▸ **Set problem**
Restate, word for word, every line of the data.

▸ **Exercise data**
START
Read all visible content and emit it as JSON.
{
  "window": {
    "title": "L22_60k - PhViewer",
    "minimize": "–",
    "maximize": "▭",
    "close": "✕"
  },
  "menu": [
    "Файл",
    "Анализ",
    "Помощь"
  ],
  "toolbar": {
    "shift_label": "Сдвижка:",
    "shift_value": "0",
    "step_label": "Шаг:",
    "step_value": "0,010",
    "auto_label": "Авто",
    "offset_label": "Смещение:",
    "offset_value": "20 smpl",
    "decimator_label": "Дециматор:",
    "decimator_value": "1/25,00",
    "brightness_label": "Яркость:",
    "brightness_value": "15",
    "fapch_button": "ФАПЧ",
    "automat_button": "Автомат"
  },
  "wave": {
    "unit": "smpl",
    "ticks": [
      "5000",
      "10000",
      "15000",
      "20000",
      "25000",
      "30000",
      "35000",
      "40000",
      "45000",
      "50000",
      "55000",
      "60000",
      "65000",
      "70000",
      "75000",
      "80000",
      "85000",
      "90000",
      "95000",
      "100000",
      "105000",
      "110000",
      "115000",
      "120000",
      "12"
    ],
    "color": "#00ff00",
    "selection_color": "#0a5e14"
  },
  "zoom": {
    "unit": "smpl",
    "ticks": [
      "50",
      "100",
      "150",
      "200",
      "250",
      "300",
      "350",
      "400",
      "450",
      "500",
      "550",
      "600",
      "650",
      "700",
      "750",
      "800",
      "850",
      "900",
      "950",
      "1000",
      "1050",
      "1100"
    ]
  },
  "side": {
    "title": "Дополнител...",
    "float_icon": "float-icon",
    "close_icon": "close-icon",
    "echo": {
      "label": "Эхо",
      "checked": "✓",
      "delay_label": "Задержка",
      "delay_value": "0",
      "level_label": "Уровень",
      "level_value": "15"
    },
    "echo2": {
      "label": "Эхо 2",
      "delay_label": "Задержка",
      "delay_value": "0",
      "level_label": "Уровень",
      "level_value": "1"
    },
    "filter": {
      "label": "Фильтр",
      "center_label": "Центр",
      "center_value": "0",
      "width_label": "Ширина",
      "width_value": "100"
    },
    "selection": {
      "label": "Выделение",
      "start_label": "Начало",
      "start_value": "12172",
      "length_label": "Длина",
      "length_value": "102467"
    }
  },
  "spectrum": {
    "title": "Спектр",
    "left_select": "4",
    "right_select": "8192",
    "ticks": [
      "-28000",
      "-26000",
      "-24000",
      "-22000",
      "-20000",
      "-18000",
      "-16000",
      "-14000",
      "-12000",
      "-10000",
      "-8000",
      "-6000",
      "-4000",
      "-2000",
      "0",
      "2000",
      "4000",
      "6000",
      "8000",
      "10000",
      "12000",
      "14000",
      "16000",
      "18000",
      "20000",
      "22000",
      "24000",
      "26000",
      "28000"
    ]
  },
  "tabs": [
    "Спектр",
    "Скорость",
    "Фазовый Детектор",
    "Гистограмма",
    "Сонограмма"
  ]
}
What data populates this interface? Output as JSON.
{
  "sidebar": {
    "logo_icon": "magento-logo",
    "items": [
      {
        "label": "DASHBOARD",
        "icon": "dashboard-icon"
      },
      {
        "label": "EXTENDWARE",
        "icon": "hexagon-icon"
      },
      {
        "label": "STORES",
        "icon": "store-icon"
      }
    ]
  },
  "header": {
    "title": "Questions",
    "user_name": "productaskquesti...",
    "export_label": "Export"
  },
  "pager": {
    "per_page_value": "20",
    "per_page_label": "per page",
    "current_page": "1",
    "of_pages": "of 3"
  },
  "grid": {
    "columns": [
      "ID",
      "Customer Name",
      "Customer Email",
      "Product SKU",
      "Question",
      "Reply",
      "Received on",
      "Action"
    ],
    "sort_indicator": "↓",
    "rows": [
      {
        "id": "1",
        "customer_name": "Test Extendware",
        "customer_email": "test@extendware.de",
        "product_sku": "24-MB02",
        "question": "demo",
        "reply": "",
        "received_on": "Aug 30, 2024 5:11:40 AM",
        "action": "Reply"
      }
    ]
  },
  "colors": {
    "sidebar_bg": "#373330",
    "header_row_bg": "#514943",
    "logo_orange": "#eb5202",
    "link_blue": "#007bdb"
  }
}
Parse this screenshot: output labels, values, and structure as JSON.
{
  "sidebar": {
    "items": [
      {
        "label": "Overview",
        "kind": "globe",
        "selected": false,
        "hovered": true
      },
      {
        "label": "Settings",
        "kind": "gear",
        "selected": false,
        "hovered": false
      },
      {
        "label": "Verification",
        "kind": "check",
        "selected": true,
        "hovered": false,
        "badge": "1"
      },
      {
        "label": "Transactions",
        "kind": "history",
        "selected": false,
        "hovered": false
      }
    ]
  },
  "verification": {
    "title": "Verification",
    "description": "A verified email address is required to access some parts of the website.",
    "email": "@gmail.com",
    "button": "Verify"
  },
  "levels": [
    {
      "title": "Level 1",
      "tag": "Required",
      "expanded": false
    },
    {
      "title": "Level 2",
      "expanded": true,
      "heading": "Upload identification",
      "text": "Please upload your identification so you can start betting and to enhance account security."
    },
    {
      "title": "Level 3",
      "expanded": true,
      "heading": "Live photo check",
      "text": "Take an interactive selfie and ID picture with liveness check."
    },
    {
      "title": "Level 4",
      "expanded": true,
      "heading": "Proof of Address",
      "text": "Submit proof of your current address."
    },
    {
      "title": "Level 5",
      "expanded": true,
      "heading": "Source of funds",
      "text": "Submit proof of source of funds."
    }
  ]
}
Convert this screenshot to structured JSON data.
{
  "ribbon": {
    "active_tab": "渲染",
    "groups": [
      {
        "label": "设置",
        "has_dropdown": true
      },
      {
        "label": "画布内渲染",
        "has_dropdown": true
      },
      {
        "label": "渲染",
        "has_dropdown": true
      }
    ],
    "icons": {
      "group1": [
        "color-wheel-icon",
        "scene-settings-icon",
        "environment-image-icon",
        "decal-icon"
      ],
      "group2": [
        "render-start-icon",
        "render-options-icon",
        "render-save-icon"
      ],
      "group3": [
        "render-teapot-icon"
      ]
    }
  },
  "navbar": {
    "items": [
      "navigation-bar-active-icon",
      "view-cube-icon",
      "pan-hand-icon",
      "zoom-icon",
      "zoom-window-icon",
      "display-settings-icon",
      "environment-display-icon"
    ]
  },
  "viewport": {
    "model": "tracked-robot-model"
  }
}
END
▸ **Result of this task**
Read all visible content and emit it as JSON.
{
  "window": {
    "title": "L22_60k - PhViewer",
    "minimize": "–",
    "maximize": "▭",
    "close": "✕"
  },
  "menu": [
    "Файл",
    "Анализ",
    "Помощь"
  ],
  "toolbar": {
    "shift_label": "Сдвижка:",
    "shift_value": "0",
    "step_label": "Шаг:",
    "step_value": "0,010",
    "auto_label": "Авто",
    "offset_label": "Смещение:",
    "offset_value": "20 smpl",
    "decimator_label": "Дециматор:",
    "decimator_value": "1/25,00",
    "brightness_label": "Яркость:",
    "brightness_value": "15",
    "fapch_button": "ФАПЧ",
    "automat_button": "Автомат"
  },
  "wave": {
    "unit": "smpl",
    "ticks": [
      "5000",
      "10000",
      "15000",
      "20000",
      "25000",
      "30000",
      "35000",
      "40000",
      "45000",
      "50000",
      "55000",
      "60000",
      "65000",
      "70000",
      "75000",
      "80000",
      "85000",
      "90000",
      "95000",
      "100000",
      "105000",
      "110000",
      "115000",
      "120000",
      "12"
    ],
    "color": "#00ff00",
    "selection_color": "#0a5e14"
  },
  "zoom": {
    "unit": "smpl",
    "ticks": [
      "50",
      "100",
      "150",
      "200",
      "250",
      "300",
      "350",
      "400",
      "450",
      "500",
      "550",
      "600",
      "650",
      "700",
      "750",
      "800",
      "850",
      "900",
      "950",
      "1000",
      "1050",
      "1100"
    ]
  },
  "side": {
    "title": "Дополнител...",
    "float_icon": "float-icon",
    "close_icon": "close-icon",
    "echo": {
      "label": "Эхо",
      "checked": "✓",
      "delay_label": "Задержка",
      "delay_value": "0",
      "level_label": "Уровень",
      "level_value": "15"
    },
    "echo2": {
      "label": "Эхо 2",
      "delay_label": "Задержка",
      "delay_value": "0",
      "level_label": "Уровень",
      "level_value": "1"
    },
    "filter": {
      "label": "Фильтр",
      "center_label": "Центр",
      "center_value": "0",
      "width_label": "Ширина",
      "width_value": "100"
    },
    "selection": {
      "label": "Выделение",
      "start_label": "Начало",
      "start_value": "12172",
      "length_label": "Длина",
      "length_value": "102467"
    }
  },
  "spectrum": {
    "title": "Спектр",
    "left_select": "4",
    "right_select": "8192",
    "ticks": [
      "-28000",
      "-26000",
      "-24000",
      "-22000",
      "-20000",
      "-18000",
      "-16000",
      "-14000",
      "-12000",
      "-10000",
      "-8000",
      "-6000",
      "-4000",
      "-2000",
      "0",
      "2000",
      "4000",
      "6000",
      "8000",
      "10000",
      "12000",
      "14000",
      "16000",
      "18000",
      "20000",
      "22000",
      "24000",
      "26000",
      "28000"
    ]
  },
  "tabs": [
    "Спектр",
    "Скорость",
    "Фазовый Детектор",
    "Гистограмма",
    "Сонограмма"
  ]
}
What data populates this interface? Output as JSON.
{
  "sidebar": {
    "logo_icon": "magento-logo",
    "items": [
      {
        "label": "DASHBOARD",
        "icon": "dashboard-icon"
      },
      {
        "label": "EXTENDWARE",
        "icon": "hexagon-icon"
      },
      {
        "label": "STORES",
        "icon": "store-icon"
      }
    ]
  },
  "header": {
    "title": "Questions",
    "user_name": "productaskquesti...",
    "export_label": "Export"
  },
  "pager": {
    "per_page_value": "20",
    "per_page_label": "per page",
    "current_page": "1",
    "of_pages": "of 3"
  },
  "grid": {
    "columns": [
      "ID",
      "Customer Name",
      "Customer Email",
      "Product SKU",
      "Question",
      "Reply",
      "Received on",
      "Action"
    ],
    "sort_indicator": "↓",
    "rows": [
      {
        "id": "1",
        "customer_name": "Test Extendware",
        "customer_email": "test@extendware.de",
        "product_sku": "24-MB02",
        "question": "demo",
        "reply": "",
        "received_on": "Aug 30, 2024 5:11:40 AM",
        "action": "Reply"
      }
    ]
  },
  "colors": {
    "sidebar_bg": "#373330",
    "header_row_bg": "#514943",
    "logo_orange": "#eb5202",
    "link_blue": "#007bdb"
  }
}
Parse this screenshot: output labels, values, and structure as JSON.
{
  "sidebar": {
    "items": [
      {
        "label": "Overview",
        "kind": "globe",
        "selected": false,
        "hovered": true
      },
      {
        "label": "Settings",
        "kind": "gear",
        "selected": false,
        "hovered": false
      },
      {
        "label": "Verification",
        "kind": "check",
        "selected": true,
        "hovered": false,
        "badge": "1"
      },
      {
        "label": "Transactions",
        "kind": "history",
        "selected": false,
        "hovered": false
      }
    ]
  },
  "verification": {
    "title": "Verification",
    "description": "A verified email address is required to access some parts of the website.",
    "email": "@gmail.com",
    "button": "Verify"
  },
  "levels": [
    {
      "title": "Level 1",
      "tag": "Required",
      "expanded": false
    },
    {
      "title": "Level 2",
      "expanded": true,
      "heading": "Upload identification",
      "text": "Please upload your identification so you can start betting and to enhance account security."
    },
    {
      "title": "Level 3",
      "expanded": true,
      "heading": "Live photo check",
      "text": "Take an interactive selfie and ID picture with liveness check."
    },
    {
      "title": "Level 4",
      "expanded": true,
      "heading": "Proof of Address",
      "text": "Submit proof of your current address."
    },
    {
      "title": "Level 5",
      "expanded": true,
      "heading": "Source of funds",
      "text": "Submit proof of source of funds."
    }
  ]
}
Convert this screenshot to structured JSON data.
{
  "ribbon": {
    "active_tab": "渲染",
    "groups": [
      {
        "label": "设置",
        "has_dropdown": true
      },
      {
        "label": "画布内渲染",
        "has_dropdown": true
      },
      {
        "label": "渲染",
        "has_dropdown": true
      }
    ],
    "icons": {
      "group1": [
        "color-wheel-icon",
        "scene-settings-icon",
        "environment-image-icon",
        "decal-icon"
      ],
      "group2": [
        "render-start-icon",
        "render-options-icon",
        "render-save-icon"
      ],
      "group3": [
        "render-teapot-icon"
      ]
    }
  },
  "navbar": {
    "items": [
      "navigation-bar-active-icon",
      "view-cube-icon",
      "pan-hand-icon",
      "zoom-icon",
      "zoom-window-icon",
      "display-settings-icon",
      "environment-display-icon"
    ]
  },
  "viewport": {
    "model": "tracked-robot-model"
  }
}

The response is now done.